[ENTRIES SUPPLIED]
····················

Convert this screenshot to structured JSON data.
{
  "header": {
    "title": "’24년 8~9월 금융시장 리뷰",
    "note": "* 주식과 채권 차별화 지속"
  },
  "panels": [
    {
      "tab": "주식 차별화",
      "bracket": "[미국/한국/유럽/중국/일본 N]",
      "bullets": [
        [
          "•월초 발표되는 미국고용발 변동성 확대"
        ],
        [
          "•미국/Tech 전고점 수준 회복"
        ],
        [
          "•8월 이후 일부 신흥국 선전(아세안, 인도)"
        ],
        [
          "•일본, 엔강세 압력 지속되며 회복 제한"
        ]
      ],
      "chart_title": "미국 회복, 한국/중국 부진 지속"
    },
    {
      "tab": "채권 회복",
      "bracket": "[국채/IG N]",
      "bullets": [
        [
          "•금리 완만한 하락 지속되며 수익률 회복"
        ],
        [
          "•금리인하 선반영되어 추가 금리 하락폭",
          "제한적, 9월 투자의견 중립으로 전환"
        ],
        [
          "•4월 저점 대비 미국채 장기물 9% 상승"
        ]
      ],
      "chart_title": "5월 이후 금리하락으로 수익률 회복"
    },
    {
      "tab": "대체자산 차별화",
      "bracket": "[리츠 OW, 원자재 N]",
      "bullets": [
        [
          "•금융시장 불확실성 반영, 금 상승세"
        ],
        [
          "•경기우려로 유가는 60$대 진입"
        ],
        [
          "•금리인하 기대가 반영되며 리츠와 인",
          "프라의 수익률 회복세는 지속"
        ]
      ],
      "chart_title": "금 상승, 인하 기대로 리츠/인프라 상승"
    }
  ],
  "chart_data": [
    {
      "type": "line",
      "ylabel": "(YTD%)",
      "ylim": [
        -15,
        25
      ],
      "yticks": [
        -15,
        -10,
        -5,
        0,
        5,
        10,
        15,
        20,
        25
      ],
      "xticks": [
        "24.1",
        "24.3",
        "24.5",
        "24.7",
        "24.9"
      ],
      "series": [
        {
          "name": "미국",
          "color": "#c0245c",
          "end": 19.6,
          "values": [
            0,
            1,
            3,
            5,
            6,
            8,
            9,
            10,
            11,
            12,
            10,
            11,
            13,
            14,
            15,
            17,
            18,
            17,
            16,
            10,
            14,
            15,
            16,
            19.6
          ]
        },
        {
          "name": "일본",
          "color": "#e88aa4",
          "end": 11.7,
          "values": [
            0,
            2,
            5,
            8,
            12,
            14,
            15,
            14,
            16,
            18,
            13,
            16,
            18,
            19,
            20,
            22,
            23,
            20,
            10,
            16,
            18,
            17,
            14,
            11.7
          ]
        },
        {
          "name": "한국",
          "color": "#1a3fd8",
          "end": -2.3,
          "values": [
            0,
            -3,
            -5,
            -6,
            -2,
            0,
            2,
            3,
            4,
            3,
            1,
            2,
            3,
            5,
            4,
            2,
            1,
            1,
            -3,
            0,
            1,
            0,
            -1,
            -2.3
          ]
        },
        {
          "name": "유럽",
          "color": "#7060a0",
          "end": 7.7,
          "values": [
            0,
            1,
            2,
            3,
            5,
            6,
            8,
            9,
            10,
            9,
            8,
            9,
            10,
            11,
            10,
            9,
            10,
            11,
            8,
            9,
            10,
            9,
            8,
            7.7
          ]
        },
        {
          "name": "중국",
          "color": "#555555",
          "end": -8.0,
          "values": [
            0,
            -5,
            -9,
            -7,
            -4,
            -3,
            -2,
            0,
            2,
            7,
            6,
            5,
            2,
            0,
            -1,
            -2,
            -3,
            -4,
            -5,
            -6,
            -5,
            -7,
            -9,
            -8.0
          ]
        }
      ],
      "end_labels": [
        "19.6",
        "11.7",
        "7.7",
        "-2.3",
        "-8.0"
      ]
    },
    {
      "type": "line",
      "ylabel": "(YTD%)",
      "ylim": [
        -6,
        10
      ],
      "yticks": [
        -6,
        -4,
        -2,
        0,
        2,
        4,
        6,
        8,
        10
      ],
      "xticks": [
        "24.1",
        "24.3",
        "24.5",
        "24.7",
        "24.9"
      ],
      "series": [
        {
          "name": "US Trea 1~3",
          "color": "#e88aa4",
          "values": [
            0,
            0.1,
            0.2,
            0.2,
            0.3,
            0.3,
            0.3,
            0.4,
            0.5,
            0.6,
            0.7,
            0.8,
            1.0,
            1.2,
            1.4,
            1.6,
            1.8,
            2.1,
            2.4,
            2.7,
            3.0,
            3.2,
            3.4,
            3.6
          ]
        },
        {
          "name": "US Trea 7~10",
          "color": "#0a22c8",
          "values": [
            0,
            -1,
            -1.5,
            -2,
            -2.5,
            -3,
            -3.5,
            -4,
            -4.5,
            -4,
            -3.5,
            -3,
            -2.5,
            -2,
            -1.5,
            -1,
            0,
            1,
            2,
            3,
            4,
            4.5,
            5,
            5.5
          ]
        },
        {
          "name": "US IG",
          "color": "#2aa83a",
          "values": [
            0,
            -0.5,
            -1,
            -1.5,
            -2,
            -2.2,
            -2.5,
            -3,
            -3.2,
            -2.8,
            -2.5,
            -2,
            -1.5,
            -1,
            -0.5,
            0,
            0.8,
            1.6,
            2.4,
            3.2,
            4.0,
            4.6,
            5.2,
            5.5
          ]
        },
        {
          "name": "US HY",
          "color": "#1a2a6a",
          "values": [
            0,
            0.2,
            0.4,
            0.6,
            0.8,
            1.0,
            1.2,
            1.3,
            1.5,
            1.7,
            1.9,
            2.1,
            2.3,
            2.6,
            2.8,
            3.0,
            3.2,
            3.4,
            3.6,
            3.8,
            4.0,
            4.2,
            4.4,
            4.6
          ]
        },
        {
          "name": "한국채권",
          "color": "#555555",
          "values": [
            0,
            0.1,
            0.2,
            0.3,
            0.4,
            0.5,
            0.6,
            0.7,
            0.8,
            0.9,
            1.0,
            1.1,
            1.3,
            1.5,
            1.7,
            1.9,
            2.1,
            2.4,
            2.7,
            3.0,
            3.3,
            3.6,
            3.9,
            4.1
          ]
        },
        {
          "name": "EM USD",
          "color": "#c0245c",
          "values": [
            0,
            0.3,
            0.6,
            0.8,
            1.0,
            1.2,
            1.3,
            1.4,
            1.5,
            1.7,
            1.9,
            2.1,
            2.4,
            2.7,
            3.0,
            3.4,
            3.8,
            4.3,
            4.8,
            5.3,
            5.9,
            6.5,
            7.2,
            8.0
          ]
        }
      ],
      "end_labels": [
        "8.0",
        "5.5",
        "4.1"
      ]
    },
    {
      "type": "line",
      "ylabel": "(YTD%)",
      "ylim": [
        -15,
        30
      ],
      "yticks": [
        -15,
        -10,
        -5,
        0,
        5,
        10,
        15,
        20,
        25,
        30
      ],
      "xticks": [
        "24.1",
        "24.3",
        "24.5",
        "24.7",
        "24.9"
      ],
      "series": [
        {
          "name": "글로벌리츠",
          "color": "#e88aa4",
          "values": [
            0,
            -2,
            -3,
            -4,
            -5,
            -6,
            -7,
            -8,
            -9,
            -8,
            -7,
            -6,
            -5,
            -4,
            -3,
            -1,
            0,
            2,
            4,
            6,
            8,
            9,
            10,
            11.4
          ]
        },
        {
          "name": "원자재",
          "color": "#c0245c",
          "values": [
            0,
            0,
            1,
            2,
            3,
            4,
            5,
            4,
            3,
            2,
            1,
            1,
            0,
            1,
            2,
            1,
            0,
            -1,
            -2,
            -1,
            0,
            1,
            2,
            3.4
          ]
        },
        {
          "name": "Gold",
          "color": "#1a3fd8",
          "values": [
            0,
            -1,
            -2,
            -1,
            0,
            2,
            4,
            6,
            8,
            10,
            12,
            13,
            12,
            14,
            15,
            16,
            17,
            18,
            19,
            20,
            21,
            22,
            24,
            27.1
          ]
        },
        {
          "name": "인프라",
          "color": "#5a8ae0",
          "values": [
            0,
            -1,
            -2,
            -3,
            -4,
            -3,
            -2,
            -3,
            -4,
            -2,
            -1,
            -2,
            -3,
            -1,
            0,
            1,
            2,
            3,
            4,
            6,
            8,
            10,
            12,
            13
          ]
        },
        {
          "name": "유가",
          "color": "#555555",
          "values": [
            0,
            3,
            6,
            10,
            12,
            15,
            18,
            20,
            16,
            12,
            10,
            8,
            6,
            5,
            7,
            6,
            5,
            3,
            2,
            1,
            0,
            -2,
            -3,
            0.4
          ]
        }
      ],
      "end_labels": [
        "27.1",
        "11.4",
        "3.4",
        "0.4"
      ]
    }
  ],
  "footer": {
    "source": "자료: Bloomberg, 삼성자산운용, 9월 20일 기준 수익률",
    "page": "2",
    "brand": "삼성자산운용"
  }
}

····················

Return each line in the records that holds the string "삼성자산운용".

    "source": "자료: Bloomberg, 삼성자산운용, 9월 20일 기준 수익률",
    "brand": "삼성자산운용"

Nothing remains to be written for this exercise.